[Collected data entries]
- - - - - - -

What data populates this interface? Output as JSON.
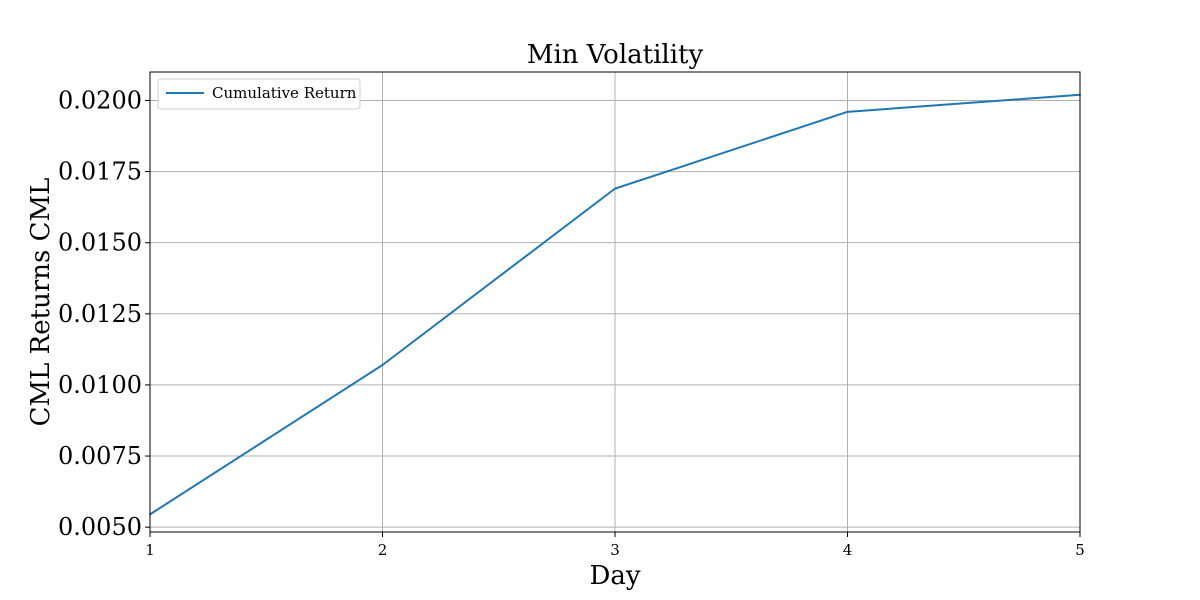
{
  "chart_data": {
    "type": "line",
    "title": "Min Volatility",
    "xlabel": "Day",
    "ylabel": "CML Returns CML",
    "x": [
      1,
      2,
      3,
      4,
      5
    ],
    "xticks": [
      "1",
      "2",
      "3",
      "4",
      "5"
    ],
    "yticks": [
      "0.0050",
      "0.0075",
      "0.0100",
      "0.0125",
      "0.0150",
      "0.0175",
      "0.0200"
    ],
    "ytick_values": [
      0.005,
      0.0075,
      0.01,
      0.0125,
      0.015,
      0.0175,
      0.02
    ],
    "xlim": [
      1,
      5
    ],
    "ylim": [
      0.00483,
      0.021
    ],
    "grid": true,
    "legend_position": "top-left",
    "series": [
      {
        "name": "Cumulative Return",
        "color": "#1f77b4",
        "values": [
          0.00545,
          0.0107,
          0.0169,
          0.0196,
          0.0202
        ]
      }
    ]
  }
}
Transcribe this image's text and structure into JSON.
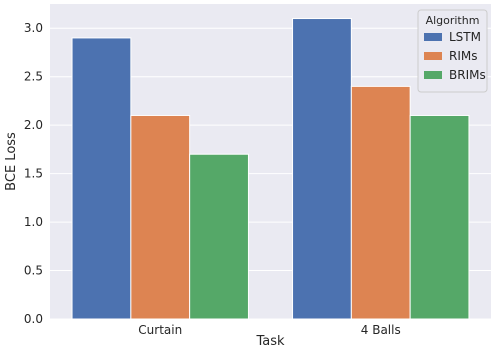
{
  "chart_data": {
    "type": "bar",
    "title": "",
    "xlabel": "Task",
    "ylabel": "BCE Loss",
    "categories": [
      "Curtain",
      "4 Balls"
    ],
    "series": [
      {
        "name": "LSTM",
        "color": "#4c72b0",
        "values": [
          2.9,
          3.1
        ]
      },
      {
        "name": "RIMs",
        "color": "#dd8452",
        "values": [
          2.1,
          2.4
        ]
      },
      {
        "name": "BRIMs",
        "color": "#55a868",
        "values": [
          1.7,
          2.1
        ]
      }
    ],
    "ylim": [
      0,
      3.25
    ],
    "yticks": [
      "0.0",
      "0.5",
      "1.0",
      "1.5",
      "2.0",
      "2.5",
      "3.0"
    ],
    "grid": true,
    "legend": {
      "title": "Algorithm",
      "placement": "top-right"
    },
    "background": "#eaeaf2"
  }
}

- - - - - - -

[Task]
Beginning at the line with "Transcribe this image's" and ending at the last line of the listing above, retype each line exactly, including those two lines. Leave the pictures out.

[Solved problem]
Transcribe this image's text and structure into JSON.
{
  "chart_data": {
    "type": "bar",
    "title": "",
    "xlabel": "Task",
    "ylabel": "BCE Loss",
    "categories": [
      "Curtain",
      "4 Balls"
    ],
    "series": [
      {
        "name": "LSTM",
        "color": "#4c72b0",
        "values": [
          2.9,
          3.1
        ]
      },
      {
        "name": "RIMs",
        "color": "#dd8452",
        "values": [
          2.1,
          2.4
        ]
      },
      {
        "name": "BRIMs",
        "color": "#55a868",
        "values": [
          1.7,
          2.1
        ]
      }
    ],
    "ylim": [
      0,
      3.25
    ],
    "yticks": [
      "0.0",
      "0.5",
      "1.0",
      "1.5",
      "2.0",
      "2.5",
      "3.0"
    ],
    "grid": true,
    "legend": {
      "title": "Algorithm",
      "placement": "top-right"
    },
    "background": "#eaeaf2"
  }
}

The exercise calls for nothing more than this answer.